Records.
◆ ◆ ◆ ◆ ◆

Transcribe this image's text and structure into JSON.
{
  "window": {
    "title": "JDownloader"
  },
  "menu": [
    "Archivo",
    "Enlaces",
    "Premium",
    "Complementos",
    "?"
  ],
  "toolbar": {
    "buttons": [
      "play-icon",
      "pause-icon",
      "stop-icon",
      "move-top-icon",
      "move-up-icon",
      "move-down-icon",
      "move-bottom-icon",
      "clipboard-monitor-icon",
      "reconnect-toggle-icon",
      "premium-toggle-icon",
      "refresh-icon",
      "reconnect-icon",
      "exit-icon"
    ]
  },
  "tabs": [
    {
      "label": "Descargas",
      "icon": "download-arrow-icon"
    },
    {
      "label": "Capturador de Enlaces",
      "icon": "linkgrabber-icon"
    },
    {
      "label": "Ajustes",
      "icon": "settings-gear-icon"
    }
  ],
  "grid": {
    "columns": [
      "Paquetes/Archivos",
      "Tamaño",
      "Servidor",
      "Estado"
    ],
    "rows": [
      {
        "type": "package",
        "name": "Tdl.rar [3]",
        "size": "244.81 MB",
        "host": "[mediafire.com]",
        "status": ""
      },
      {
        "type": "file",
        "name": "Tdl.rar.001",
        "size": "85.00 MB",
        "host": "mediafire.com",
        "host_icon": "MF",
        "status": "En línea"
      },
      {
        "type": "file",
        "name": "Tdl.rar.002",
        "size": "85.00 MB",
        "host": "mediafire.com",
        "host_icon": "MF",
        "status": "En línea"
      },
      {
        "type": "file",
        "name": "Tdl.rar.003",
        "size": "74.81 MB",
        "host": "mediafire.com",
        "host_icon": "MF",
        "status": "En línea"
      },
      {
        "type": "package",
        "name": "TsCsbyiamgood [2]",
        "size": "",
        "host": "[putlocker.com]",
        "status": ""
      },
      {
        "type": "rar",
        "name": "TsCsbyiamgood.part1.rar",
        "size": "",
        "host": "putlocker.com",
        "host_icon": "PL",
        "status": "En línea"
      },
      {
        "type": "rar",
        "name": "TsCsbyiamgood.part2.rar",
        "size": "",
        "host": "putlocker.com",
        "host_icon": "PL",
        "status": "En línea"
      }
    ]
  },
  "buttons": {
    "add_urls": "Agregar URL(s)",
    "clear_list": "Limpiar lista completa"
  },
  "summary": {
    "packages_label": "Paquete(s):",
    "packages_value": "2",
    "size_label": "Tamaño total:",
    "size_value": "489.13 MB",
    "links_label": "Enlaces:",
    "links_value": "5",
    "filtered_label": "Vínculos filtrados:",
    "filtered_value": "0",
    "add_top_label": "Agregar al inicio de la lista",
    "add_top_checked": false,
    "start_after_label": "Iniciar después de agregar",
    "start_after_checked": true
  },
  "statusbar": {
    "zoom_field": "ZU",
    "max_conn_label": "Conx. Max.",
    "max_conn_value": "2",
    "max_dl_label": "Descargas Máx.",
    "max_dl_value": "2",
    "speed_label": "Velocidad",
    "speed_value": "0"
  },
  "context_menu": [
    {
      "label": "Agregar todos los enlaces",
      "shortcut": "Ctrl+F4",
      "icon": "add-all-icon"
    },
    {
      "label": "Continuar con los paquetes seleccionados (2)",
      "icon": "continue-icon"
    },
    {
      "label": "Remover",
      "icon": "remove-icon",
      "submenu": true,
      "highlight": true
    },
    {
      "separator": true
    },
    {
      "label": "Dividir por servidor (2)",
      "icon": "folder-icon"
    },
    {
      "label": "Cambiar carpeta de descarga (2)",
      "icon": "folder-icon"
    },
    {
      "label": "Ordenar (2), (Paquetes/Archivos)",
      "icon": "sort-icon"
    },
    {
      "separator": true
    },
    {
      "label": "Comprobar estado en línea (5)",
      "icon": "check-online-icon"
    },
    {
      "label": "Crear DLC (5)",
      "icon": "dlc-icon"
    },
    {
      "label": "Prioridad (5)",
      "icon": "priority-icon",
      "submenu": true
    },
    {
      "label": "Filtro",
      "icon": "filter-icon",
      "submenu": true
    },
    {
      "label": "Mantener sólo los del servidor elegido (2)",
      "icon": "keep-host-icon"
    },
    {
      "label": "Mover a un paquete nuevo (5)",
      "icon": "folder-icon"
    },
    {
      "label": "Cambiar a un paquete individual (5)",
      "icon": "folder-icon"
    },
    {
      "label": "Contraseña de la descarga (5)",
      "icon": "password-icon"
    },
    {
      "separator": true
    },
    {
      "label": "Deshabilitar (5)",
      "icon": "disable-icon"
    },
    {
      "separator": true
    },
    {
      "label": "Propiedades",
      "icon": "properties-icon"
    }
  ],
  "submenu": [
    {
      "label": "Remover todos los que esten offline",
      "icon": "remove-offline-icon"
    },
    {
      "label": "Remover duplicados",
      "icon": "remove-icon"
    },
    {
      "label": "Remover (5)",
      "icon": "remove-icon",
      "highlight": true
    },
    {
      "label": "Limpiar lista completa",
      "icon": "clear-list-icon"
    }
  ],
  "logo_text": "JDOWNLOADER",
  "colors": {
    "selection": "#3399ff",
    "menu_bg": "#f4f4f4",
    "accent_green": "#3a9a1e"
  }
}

◆ ◆ ◆ ◆ ◆

Instructions to follow.
How many lines in the records above contain the word "reconnect"? Reply with the number and nothing more.

Answer to this problem.
2